>>>>

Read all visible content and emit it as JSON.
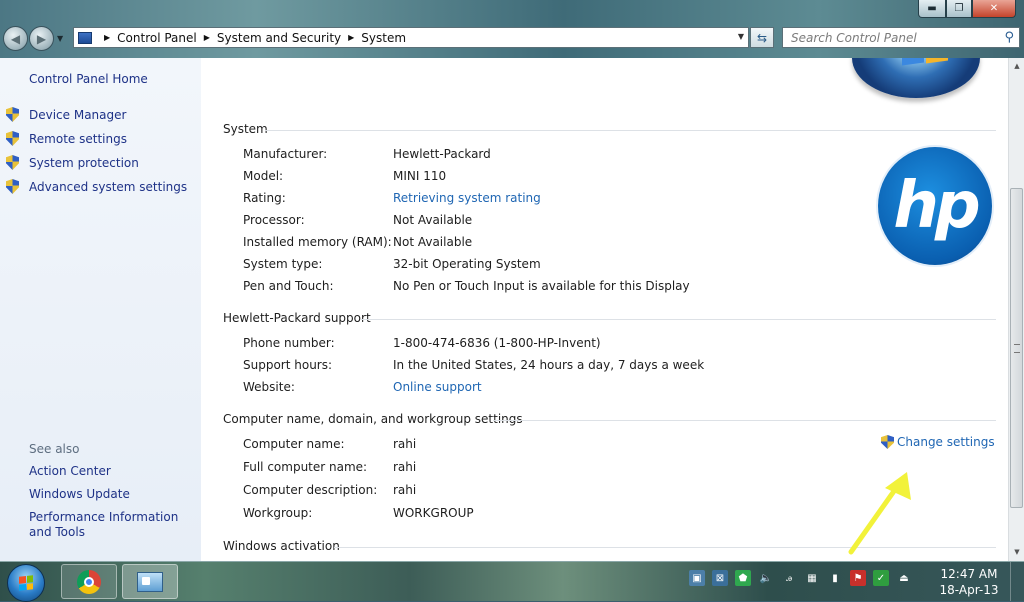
{
  "window": {
    "controls": {
      "minimize": "▬",
      "maximize": "❐",
      "close": "✕"
    }
  },
  "address": {
    "crumbs": [
      "Control Panel",
      "System and Security",
      "System"
    ],
    "search_placeholder": "Search Control Panel"
  },
  "left_pane": {
    "home_link": "Control Panel Home",
    "tasks": [
      "Device Manager",
      "Remote settings",
      "System protection",
      "Advanced system settings"
    ],
    "see_also_title": "See also",
    "see_also": [
      "Action Center",
      "Windows Update",
      "Performance Information and Tools"
    ]
  },
  "system": {
    "title": "System",
    "rows": [
      {
        "label": "Manufacturer:",
        "value": "Hewlett-Packard"
      },
      {
        "label": "Model:",
        "value": "MINI 110"
      },
      {
        "label": "Rating:",
        "value": "Retrieving system rating"
      },
      {
        "label": "Processor:",
        "value": "Not Available"
      },
      {
        "label": "Installed memory (RAM):",
        "value": "Not Available"
      },
      {
        "label": "System type:",
        "value": "32-bit Operating System"
      },
      {
        "label": "Pen and Touch:",
        "value": "No Pen or Touch Input is available for this Display"
      }
    ],
    "oem_logo_text": "hp"
  },
  "support": {
    "title": "Hewlett-Packard support",
    "rows": [
      {
        "label": "Phone number:",
        "value": "1-800-474-6836 (1-800-HP-Invent)"
      },
      {
        "label": "Support hours:",
        "value": "In the United States, 24 hours a day, 7 days a week"
      },
      {
        "label": "Website:",
        "value": "Online support"
      }
    ]
  },
  "computer_name": {
    "title": "Computer name, domain, and workgroup settings",
    "change_settings": "Change settings",
    "rows": [
      {
        "label": "Computer name:",
        "value": "rahi"
      },
      {
        "label": "Full computer name:",
        "value": "rahi"
      },
      {
        "label": "Computer description:",
        "value": "rahi"
      },
      {
        "label": "Workgroup:",
        "value": "WORKGROUP"
      }
    ]
  },
  "activation": {
    "title": "Windows activation"
  },
  "taskbar": {
    "clock_time": "12:47 AM",
    "clock_date": "18-Apr-13"
  },
  "colors": {
    "link": "#1f66b3",
    "nav_link": "#1e3287",
    "annotation_arrow": "#f2f23a"
  }
}
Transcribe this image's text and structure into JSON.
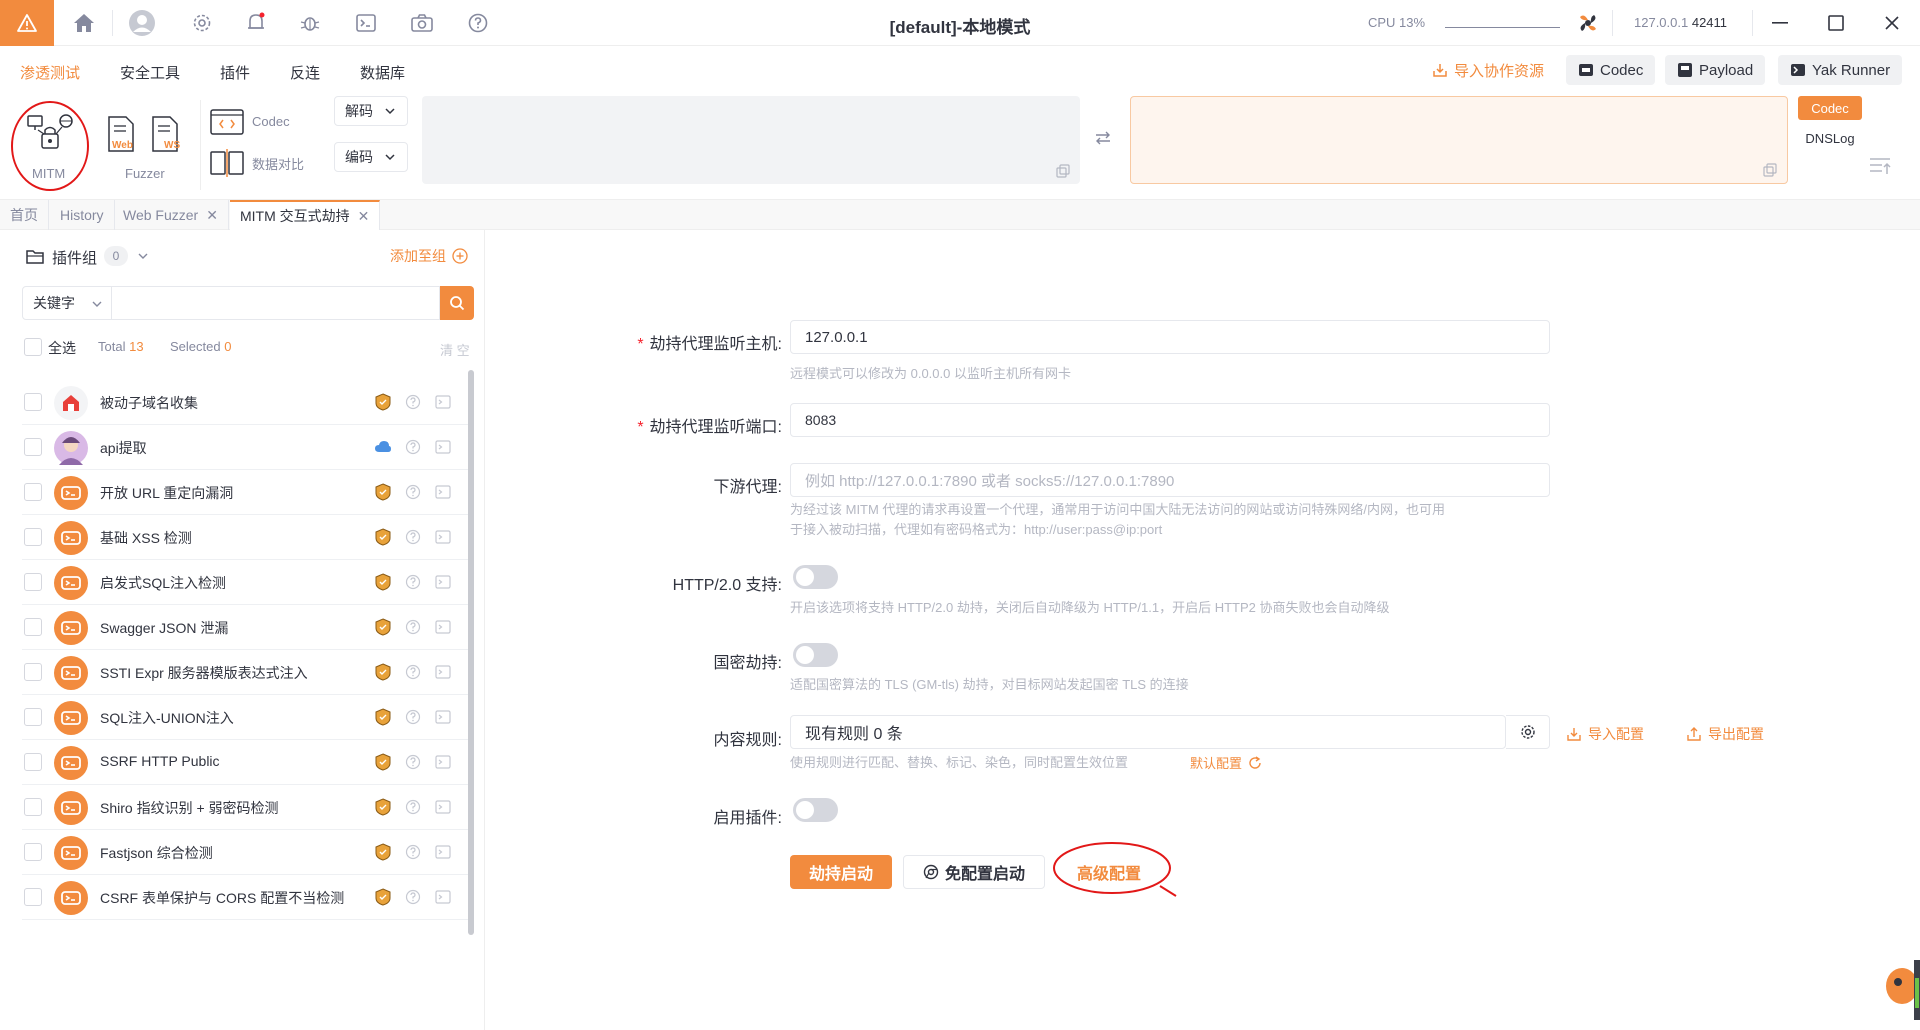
{
  "titlebar": {
    "title": "[default]-本地模式",
    "cpu_label": "CPU 13%",
    "ip": "127.0.0.1",
    "port": "42411"
  },
  "menu": {
    "items": [
      "渗透测试",
      "安全工具",
      "插件",
      "反连",
      "数据库"
    ],
    "import_resources": "导入协作资源",
    "codec": "Codec",
    "payload": "Payload",
    "yak_runner": "Yak Runner"
  },
  "ribbon": {
    "mitm": "MITM",
    "web_label": "Web",
    "ws_label": "WS",
    "fuzzer": "Fuzzer",
    "codec": "Codec",
    "data_compare": "数据对比",
    "decode": "解码",
    "encode": "编码",
    "codec_tab": "Codec",
    "dnslog_tab": "DNSLog"
  },
  "tabs": [
    {
      "label": "首页"
    },
    {
      "label": "History"
    },
    {
      "label": "Web Fuzzer"
    },
    {
      "label": "MITM 交互式劫持"
    }
  ],
  "plugins": {
    "group_label": "插件组",
    "group_count": "0",
    "add_to_group": "添加至组",
    "search_type": "关键字",
    "select_all": "全选",
    "total_label": "Total",
    "total": "13",
    "selected_label": "Selected",
    "selected": "0",
    "clear": "清 空",
    "items": [
      {
        "name": "被动子域名收集",
        "badge": "shield"
      },
      {
        "name": "api提取",
        "badge": "cloud"
      },
      {
        "name": "开放 URL 重定向漏洞",
        "badge": "shield"
      },
      {
        "name": "基础 XSS 检测",
        "badge": "shield"
      },
      {
        "name": "启发式SQL注入检测",
        "badge": "shield"
      },
      {
        "name": "Swagger JSON 泄漏",
        "badge": "shield"
      },
      {
        "name": "SSTI Expr 服务器模版表达式注入",
        "badge": "shield"
      },
      {
        "name": "SQL注入-UNION注入",
        "badge": "shield"
      },
      {
        "name": "SSRF HTTP Public",
        "badge": "shield"
      },
      {
        "name": "Shiro 指纹识别 + 弱密码检测",
        "badge": "shield"
      },
      {
        "name": "Fastjson 综合检测",
        "badge": "shield"
      },
      {
        "name": "CSRF 表单保护与 CORS 配置不当检测",
        "badge": "shield"
      }
    ]
  },
  "form": {
    "host_label": "劫持代理监听主机:",
    "host_value": "127.0.0.1",
    "host_help": "远程模式可以修改为 0.0.0.0 以监听主机所有网卡",
    "port_label": "劫持代理监听端口:",
    "port_value": "8083",
    "downstream_label": "下游代理:",
    "downstream_placeholder": "例如 http://127.0.0.1:7890 或者 socks5://127.0.0.1:7890",
    "downstream_help_1": "为经过该 MITM 代理的请求再设置一个代理，通常用于访问中国大陆无法访问的网站或访问特殊网络/内网，也可用",
    "downstream_help_2": "于接入被动扫描，代理如有密码格式为：http://user:pass@ip:port",
    "http2_label": "HTTP/2.0 支持:",
    "http2_help": "开启该选项将支持 HTTP/2.0 劫持，关闭后自动降级为 HTTP/1.1，开启后 HTTP2 协商失败也会自动降级",
    "gm_label": "国密劫持:",
    "gm_help": "适配国密算法的 TLS (GM-tls) 劫持，对目标网站发起国密 TLS 的连接",
    "rules_label": "内容规则:",
    "rules_value": "现有规则 0 条",
    "import_config": "导入配置",
    "export_config": "导出配置",
    "rules_help": "使用规则进行匹配、替换、标记、染色，同时配置生效位置",
    "default_config": "默认配置",
    "plugin_label": "启用插件:",
    "start": "劫持启动",
    "no_config_start": "免配置启动",
    "advanced": "高级配置"
  }
}
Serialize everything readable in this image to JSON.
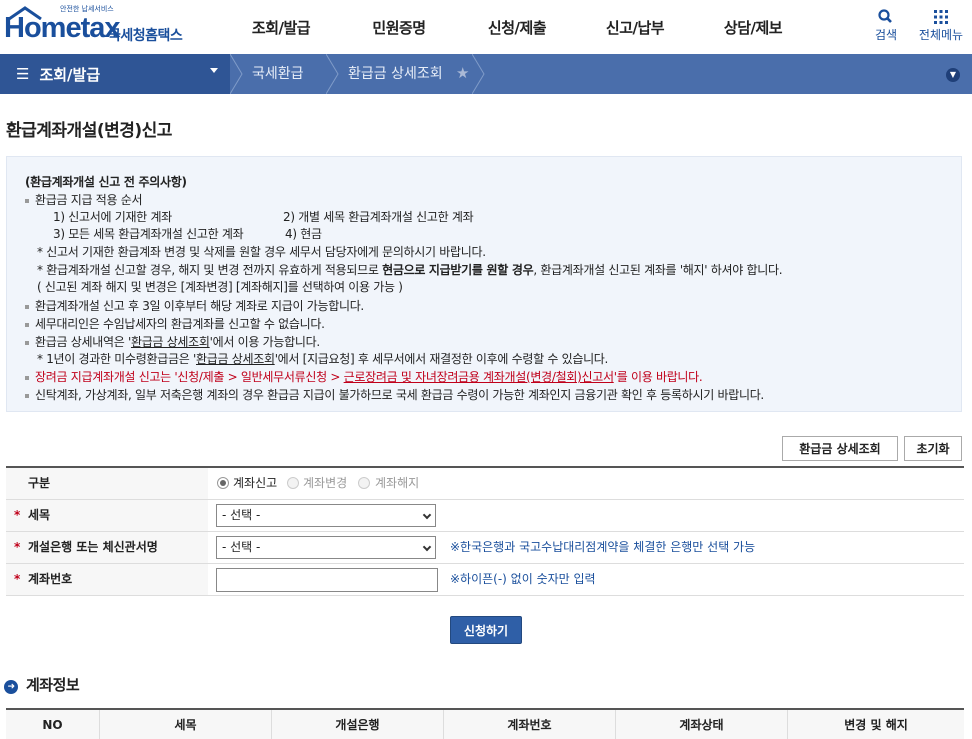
{
  "header": {
    "logo_small": "안전한 납세서비스",
    "logo_main": "Hometax",
    "logo_ko": "국세청홈택스",
    "nav": [
      "조회/발급",
      "민원증명",
      "신청/제출",
      "신고/납부",
      "상담/제보"
    ],
    "search_label": "검색",
    "menu_label": "전체메뉴"
  },
  "breadcrumb": {
    "home": "조회/발급",
    "items": [
      "국세환급",
      "환급금 상세조회"
    ]
  },
  "page_title": "환급계좌개설(변경)신고",
  "notice": {
    "heading": "(환급계좌개설 신고 전 주의사항)",
    "order_title": "환급금 지급 적용 순서",
    "order_1": "1) 신고서에 기재한 계좌",
    "order_2": "2) 개별 세목 환급계좌개설 신고한 계좌",
    "order_3": "3) 모든 세목 환급계좌개설 신고한 계좌",
    "order_4": "4) 현금",
    "note_1": "* 신고서 기재한 환급계좌 변경 및 삭제를 원할 경우 세무서 담당자에게 문의하시기 바랍니다.",
    "note_2a": "* 환급계좌개설 신고할 경우, 해지 및 변경 전까지 유효하게 적용되므로 ",
    "note_2b": "현금으로 지급받기를 원할 경우",
    "note_2c": ", 환급계좌개설 신고된 계좌를 '해지' 하셔야 합니다.",
    "note_3": "( 신고된 계좌 해지 및 변경은 [계좌변경] [계좌해지]를 선택하여 이용 가능 )",
    "item_1": "환급계좌개설 신고 후 3일 이후부터 해당 계좌로 지급이 가능합니다.",
    "item_2": "세무대리인은 수임납세자의 환급계좌를 신고할 수 없습니다.",
    "item_3a": "환급금 상세내역은 '",
    "item_3b": "환급금 상세조회",
    "item_3c": "'에서 이용 가능합니다.",
    "item_3_sub_a": "* 1년이 경과한 미수령환급금은 '",
    "item_3_sub_b": "환급금 상세조회",
    "item_3_sub_c": "'에서 [지급요청] 후 세무서에서 재결정한 이후에 수령할 수 있습니다.",
    "item_4a": "장려금 지급계좌개설 신고는 '신청/제출 > 일반세무서류신청 > ",
    "item_4b": "근로장려금 및 자녀장려금용 계좌개설(변경/철회)신고서",
    "item_4c": "'를 이용 바랍니다.",
    "item_5": "신탁계좌, 가상계좌, 일부 저축은행 계좌의 경우 환급금 지급이 불가하므로 국세 환급금 수령이 가능한 계좌인지 금융기관 확인 후 등록하시기 바랍니다."
  },
  "buttons": {
    "lookup": "환급금 상세조회",
    "reset": "초기화",
    "submit": "신청하기"
  },
  "form": {
    "type_label": "구분",
    "type_options": [
      "계좌신고",
      "계좌변경",
      "계좌해지"
    ],
    "tax_label": "세목",
    "tax_value": "- 선택 -",
    "bank_label": "개설은행 또는 체신관서명",
    "bank_value": "- 선택 -",
    "bank_hint": "※한국은행과 국고수납대리점계약을 체결한 은행만 선택 가능",
    "account_label": "계좌번호",
    "account_hint": "※하이픈(-) 없이 숫자만 입력",
    "required_mark": "*"
  },
  "account_info": {
    "title": "계좌정보",
    "columns": [
      "NO",
      "세목",
      "개설은행",
      "계좌번호",
      "계좌상태",
      "변경 및 해지"
    ]
  }
}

<<<<

Whenever "this" turns up in a line, pick that line out.

        "value": "No Pen or Touch Input is available for this Display"
Transcribe this image's text and structure into JSON.
Serialize everything readable in this image to JSON.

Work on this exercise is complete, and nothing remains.